> [Task directions] Exact reproduction of the data is required, with images excluded.

> [Input data]

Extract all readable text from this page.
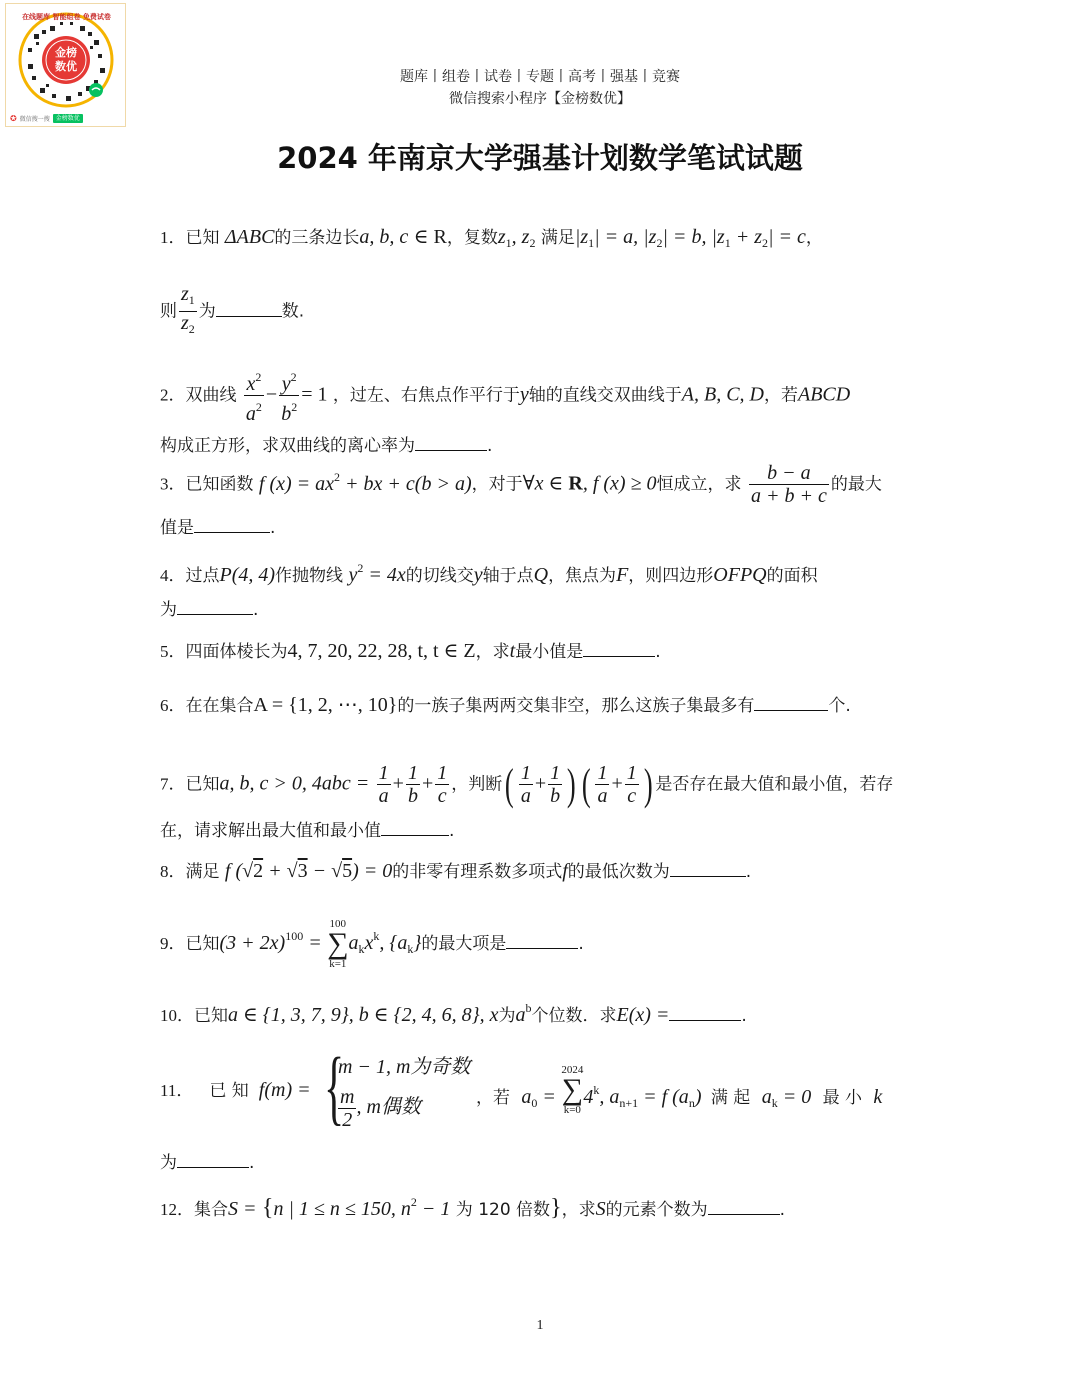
在线题库 智能组卷 免费试卷
金榜
数优
✪ 微信搜一搜	金榜数优
题库丨组卷丨试卷丨专题丨高考丨强基丨竞赛
微信搜索小程序【金榜数优】
2024 年南京大学强基计划数学笔试试题
1．已知 ΔABC的三条边长a, b, c ∈ R，复数$z_1$, $z_2$ 满足$|z_1| = a$, $|z_2| = b$, $|z_1 + z_2| = c$，
则 $\frac{z_1}{z_2}$ 为	数.
2．双曲线 $\frac{x^2}{a^2} - \frac{y^2}{b^2} = 1$ ，过左、右焦点作平行于y轴的直线交双曲线于A, B, C, D，若ABCD
构成正方形，求双曲线的离心率为	.
3．已知函数 f $(x) = ax^2$ + bx + c(b > a)，对于∀x ∈ R, f (x) ≥ 0恒成立，求 $\frac{b - a}{a + b + c}$ 的最大
值是	.
4．过点P(4, 4)作抛物线 $y^2 = 4x$的切线交y轴于点Q，焦点为F，则四边形OFPQ的面积
为	.
5．四面体棱长为4, 7, 20, 22, 28, t, t ∈ Z，求t最小值是	.
6．在在集合A = {1, 2, ⋯, 10}的一族子集两两交集非空，那么这族子集最多有	个.
7．已知a, b, c > 0, $4abc = \frac{1}{a} + \frac{1}{b} + \frac{1}{c}$ ，判断( $\frac{1}{a} + \frac{1}{b}$ ) ( $\frac{1}{a} + \frac{1}{c}$ ) 是否存在最大值和最小值，若存
在，请求解出最大值和最小值	.
8．满足 f (√2 + √3 − √5) = 0的非零有理系数多项式f的最低次数为	.
9．已知$(3 + 2x)^{100}$ =
100
∑
k=1
$a_kx^k$, $\{a_k\}$的最大项是	.
10．已知a ∈ {1, 3, 7, 9}, b ∈ {2, 4, 6, 8}, x为$a^b$个位数．求E(x) =	.
11． 已 知 f(m) = {
m − 1, m为奇数
$\frac{m}{2}$ , m偶数	，若 $a_0$ =
2024
∑
k=0
4$^k$, $a_{n+1} = f$ $(a_n)$ 满 起 $a_k = 0$ 最 小 k
为	.
12．集合S = {n | 1 ≤ n ≤ 150, $n^2 - 1$ 为 120 倍数}，求S的元素个数为	.
1
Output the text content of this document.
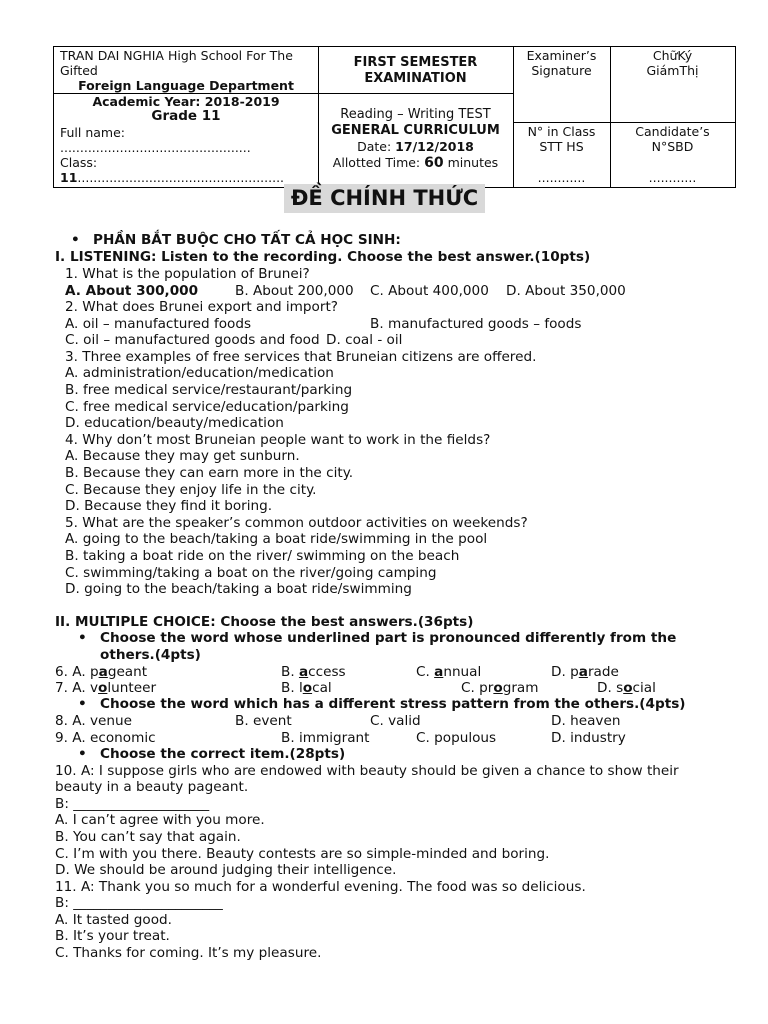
TRAN DAI NGHIA High School For The Gifted
Foreign Language Department
Academic Year: 2018-2019
Grade 11
Full name:
................................................
Class:
11....................................................
FIRST SEMESTER
EXAMINATION
Reading – Writing TEST
GENERAL CURRICULUM
Date: 17/12/2018
Allotted Time: 60 minutes
Examiner’s
Signature
ChữKý
GiámThị
N° in Class
STT HS
............
Candidate’s
N°SBD
............
ĐỀ CHÍNH THỨC
• PHẦN BẮT BUỘC CHO TẤT CẢ HỌC SINH:
I. LISTENING: Listen to the recording. Choose the best answer.(10pts)
1. What is the population of Brunei?
A. About 300,000	B. About 200,000 C. About 400,000 D. About 350,000
2. What does Brunei export and import?
A. oil – manufactured foods	B. manufactured goods – foods
C. oil – manufactured goods and food D. coal - oil
3. Three examples of free services that Bruneian citizens are offered.
A. administration/education/medication
B. free medical service/restaurant/parking
C. free medical service/education/parking
D. education/beauty/medication
4. Why don’t most Bruneian people want to work in the fields?
A. Because they may get sunburn.
B. Because they can earn more in the city.
C. Because they enjoy life in the city.
D. Because they find it boring.
5. What are the speaker’s common outdoor activities on weekends?
A. going to the beach/taking a boat ride/swimming in the pool
B. taking a boat ride on the river/ swimming on the beach
C. swimming/taking a boat on the river/going camping
D. going to the beach/taking a boat ride/swimming
II. MULTIPLE CHOICE: Choose the best answers.(36pts)
• Choose the word whose underlined part is pronounced differently from the
others.(4pts)
6. A. pageant	B. access	C. annual	D. parade
7. A. volunteer	B. local	C. program	D. social
• Choose the word which has a different stress pattern from the others.(4pts)
8. A. venue	B. event	C. valid	D. heaven
9. A. economic	B. immigrant	C. populous	D. industry
• Choose the correct item.(28pts)
10. A: I suppose girls who are endowed with beauty should be given a chance to show their
beauty in a beauty pageant.
B: ____________________
A. I can’t agree with you more.
B. You can’t say that again.
C. I’m with you there. Beauty contests are so simple-minded and boring.
D. We should be around judging their intelligence.
11. A: Thank you so much for a wonderful evening. The food was so delicious.
B: ______________________
A. It tasted good.
B. It’s your treat.
C. Thanks for coming. It’s my pleasure.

> [Solution for this task]
Extract all readable text from this page.
在线题库 智能组卷 免费试卷
金榜
数优
✪ 微信搜一搜	金榜数优
题库丨组卷丨试卷丨专题丨高考丨强基丨竞赛
微信搜索小程序【金榜数优】
2024 年南京大学强基计划数学笔试试题
1．已知 ΔABC的三条边长a, b, c ∈ R，复数$z_1$, $z_2$ 满足$|z_1| = a$, $|z_2| = b$, $|z_1 + z_2| = c$，
则 $\frac{z_1}{z_2}$ 为	数.
2．双曲线 $\frac{x^2}{a^2} - \frac{y^2}{b^2} = 1$ ，过左、右焦点作平行于y轴的直线交双曲线于A, B, C, D，若ABCD
构成正方形，求双曲线的离心率为	.
3．已知函数 f $(x) = ax^2$ + bx + c(b > a)，对于∀x ∈ R, f (x) ≥ 0恒成立，求 $\frac{b - a}{a + b + c}$ 的最大
值是	.
4．过点P(4, 4)作抛物线 $y^2 = 4x$的切线交y轴于点Q，焦点为F，则四边形OFPQ的面积
为	.
5．四面体棱长为4, 7, 20, 22, 28, t, t ∈ Z，求t最小值是	.
6．在在集合A = {1, 2, ⋯, 10}的一族子集两两交集非空，那么这族子集最多有	个.
7．已知a, b, c > 0, $4abc = \frac{1}{a} + \frac{1}{b} + \frac{1}{c}$ ，判断( $\frac{1}{a} + \frac{1}{b}$ ) ( $\frac{1}{a} + \frac{1}{c}$ ) 是否存在最大值和最小值，若存
在，请求解出最大值和最小值	.
8．满足 f (√2 + √3 − √5) = 0的非零有理系数多项式f的最低次数为	.
9．已知$(3 + 2x)^{100}$ =
100
∑
k=1
$a_kx^k$, $\{a_k\}$的最大项是	.
10．已知a ∈ {1, 3, 7, 9}, b ∈ {2, 4, 6, 8}, x为$a^b$个位数．求E(x) =	.
11． 已 知 f(m) = {
m − 1, m为奇数
$\frac{m}{2}$ , m偶数	，若 $a_0$ =
2024
∑
k=0
4$^k$, $a_{n+1} = f$ $(a_n)$ 满 起 $a_k = 0$ 最 小 k
为	.
12．集合S = {n | 1 ≤ n ≤ 150, $n^2 - 1$ 为 120 倍数}，求S的元素个数为	.
1
Output the text content of this document.
TRAN DAI NGHIA High School For The Gifted
Foreign Language Department
Academic Year: 2018-2019
Grade 11
Full name:
................................................
Class:
11....................................................
FIRST SEMESTER
EXAMINATION
Reading – Writing TEST
GENERAL CURRICULUM
Date: 17/12/2018
Allotted Time: 60 minutes
Examiner’s
Signature
ChữKý
GiámThị
N° in Class
STT HS
............
Candidate’s
N°SBD
............
ĐỀ CHÍNH THỨC
• PHẦN BẮT BUỘC CHO TẤT CẢ HỌC SINH:
I. LISTENING: Listen to the recording. Choose the best answer.(10pts)
1. What is the population of Brunei?
A. About 300,000	B. About 200,000 C. About 400,000 D. About 350,000
2. What does Brunei export and import?
A. oil – manufactured foods	B. manufactured goods – foods
C. oil – manufactured goods and food D. coal - oil
3. Three examples of free services that Bruneian citizens are offered.
A. administration/education/medication
B. free medical service/restaurant/parking
C. free medical service/education/parking
D. education/beauty/medication
4. Why don’t most Bruneian people want to work in the fields?
A. Because they may get sunburn.
B. Because they can earn more in the city.
C. Because they enjoy life in the city.
D. Because they find it boring.
5. What are the speaker’s common outdoor activities on weekends?
A. going to the beach/taking a boat ride/swimming in the pool
B. taking a boat ride on the river/ swimming on the beach
C. swimming/taking a boat on the river/going camping
D. going to the beach/taking a boat ride/swimming
II. MULTIPLE CHOICE: Choose the best answers.(36pts)
• Choose the word whose underlined part is pronounced differently from the
others.(4pts)
6. A. pageant	B. access	C. annual	D. parade
7. A. volunteer	B. local	C. program	D. social
• Choose the word which has a different stress pattern from the others.(4pts)
8. A. venue	B. event	C. valid	D. heaven
9. A. economic	B. immigrant	C. populous	D. industry
• Choose the correct item.(28pts)
10. A: I suppose girls who are endowed with beauty should be given a chance to show their
beauty in a beauty pageant.
B: ____________________
A. I can’t agree with you more.
B. You can’t say that again.
C. I’m with you there. Beauty contests are so simple-minded and boring.
D. We should be around judging their intelligence.
11. A: Thank you so much for a wonderful evening. The food was so delicious.
B: ______________________
A. It tasted good.
B. It’s your treat.
C. Thanks for coming. It’s my pleasure.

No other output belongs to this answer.